# PROBLEM DETAILS
Copy out all lines of the records in which the word "여호와께서" appears.

# DATASET EXCERPTS
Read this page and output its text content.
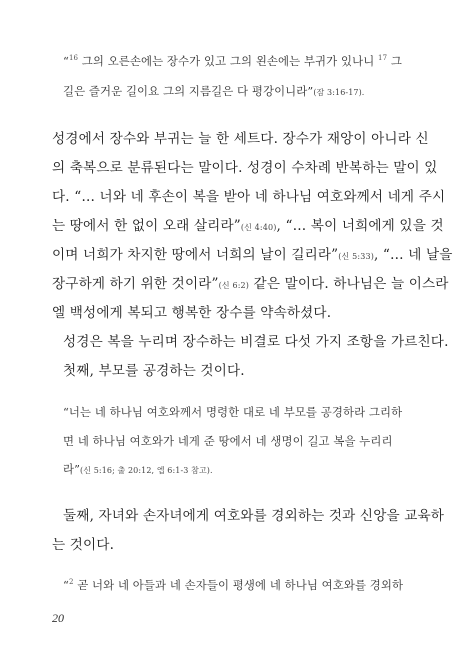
“$^{16}$ 그의 오른손에는 장수가 있고 그의 왼손에는 부귀가 있나니 $^{17}$ 그
길은 즐거운 길이요 그의 지름길은 다 평강이니라”(잠 3:16-17).
성경에서 장수와 부귀는 늘 한 세트다. 장수가 재앙이 아니라 신
의 축복으로 분류된다는 말이다. 성경이 수차례 반복하는 말이 있
다. “… 너와 네 후손이 복을 받아 네 하나님 여호와께서 네게 주시
는 땅에서 한 없이 오래 살리라”(신 4:40), “… 복이 너희에게 있을 것
이며 너희가 차지한 땅에서 너희의 날이 길리라”(신 5:33), “… 네 날을
장구하게 하기 위한 것이라”(신 6:2) 같은 말이다. 하나님은 늘 이스라
엘 백성에게 복되고 행복한 장수를 약속하셨다.
성경은 복을 누리며 장수하는 비결로 다섯 가지 조항을 가르친다.
첫째, 부모를 공경하는 것이다.
“너는 네 하나님 여호와께서 명령한 대로 네 부모를 공경하라 그리하
면 네 하나님 여호와가 네게 준 땅에서 네 생명이 길고 복을 누리리
라”(신 5:16; 출 20:12, 엡 6:1-3 참고).
둘째, 자녀와 손자녀에게 여호와를 경외하는 것과 신앙을 교육하
는 것이다.
“$^2$ 곧 너와 네 아들과 네 손자들이 평생에 네 하나님 여호와를 경외하
20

# OUTPUT FOR THIS TASK
다. “… 너와 네 후손이 복을 받아 네 하나님 여호와께서 네게 주시
“너는 네 하나님 여호와께서 명령한 대로 네 부모를 공경하라 그리하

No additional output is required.